= TASK PROMPT =
Among the lines below, how many carry the string "Anxiety"? Reply with a number and nothing else.

------ TASK MATERIAL ------

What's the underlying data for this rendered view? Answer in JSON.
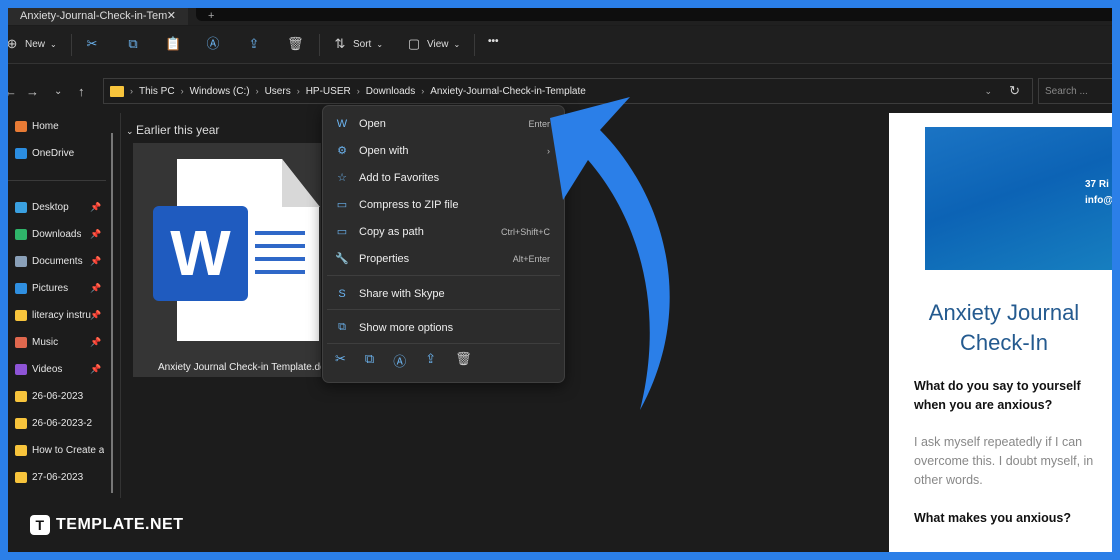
{
  "window": {
    "tab_title": "Anxiety-Journal-Check-in-Tem",
    "tab_close": "✕",
    "new_tab": "+"
  },
  "toolbar": {
    "new_label": "New",
    "sort_label": "Sort",
    "view_label": "View",
    "more": "•••"
  },
  "address": {
    "crumbs": [
      "This PC",
      "Windows (C:)",
      "Users",
      "HP-USER",
      "Downloads",
      "Anxiety-Journal-Check-in-Template"
    ],
    "search_placeholder": "Search ..."
  },
  "sidebar": {
    "items": [
      {
        "label": "Home",
        "color": "#e87b35"
      },
      {
        "label": "OneDrive",
        "color": "#2b8de0"
      },
      {
        "label": "Desktop",
        "color": "#3aa0e0",
        "pinned": true
      },
      {
        "label": "Downloads",
        "color": "#2fb56a",
        "pinned": true
      },
      {
        "label": "Documents",
        "color": "#8aa0b8",
        "pinned": true
      },
      {
        "label": "Pictures",
        "color": "#2f8fe0",
        "pinned": true
      },
      {
        "label": "literacy instru",
        "color": "#f7c43c",
        "pinned": true
      },
      {
        "label": "Music",
        "color": "#e0684e",
        "pinned": true
      },
      {
        "label": "Videos",
        "color": "#8e54d6",
        "pinned": true
      },
      {
        "label": "26-06-2023",
        "color": "#f7c43c"
      },
      {
        "label": "26-06-2023-2",
        "color": "#f7c43c"
      },
      {
        "label": "How to Create a",
        "color": "#f7c43c"
      },
      {
        "label": "27-06-2023",
        "color": "#f7c43c"
      }
    ]
  },
  "content": {
    "group_label": "Earlier this year",
    "file_name": "Anxiety Journal Check-in Template.docx",
    "word_letter": "W"
  },
  "context_menu": {
    "items": [
      {
        "label": "Open",
        "shortcut": "Enter",
        "icon": "word-icon"
      },
      {
        "label": "Open with",
        "shortcut": "›",
        "icon": "open-with-icon"
      },
      {
        "label": "Add to Favorites",
        "shortcut": "",
        "icon": "star-icon"
      },
      {
        "label": "Compress to ZIP file",
        "shortcut": "",
        "icon": "zip-icon"
      },
      {
        "label": "Copy as path",
        "shortcut": "Ctrl+Shift+C",
        "icon": "path-icon"
      },
      {
        "label": "Properties",
        "shortcut": "Alt+Enter",
        "icon": "wrench-icon"
      },
      {
        "label": "Share with Skype",
        "shortcut": "",
        "icon": "skype-icon"
      },
      {
        "label": "Show more options",
        "shortcut": "",
        "icon": "more-options-icon"
      }
    ]
  },
  "preview": {
    "banner_line1": "37 Ri",
    "banner_line2": "info@",
    "title": "Anxiety Journal Check-In",
    "q1": "What do you say to yourself when you are anxious?",
    "a1": "I ask myself repeatedly if I can overcome this. I doubt myself, in other words.",
    "q2": "What makes you anxious?"
  },
  "brand": {
    "logo_letter": "T",
    "name": "TEMPLATE.NET"
  },
  "colors": {
    "accent": "#2b7fe8",
    "title": "#245a8f"
  }
}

------

= ANSWER TO THIS PROBLEM =
4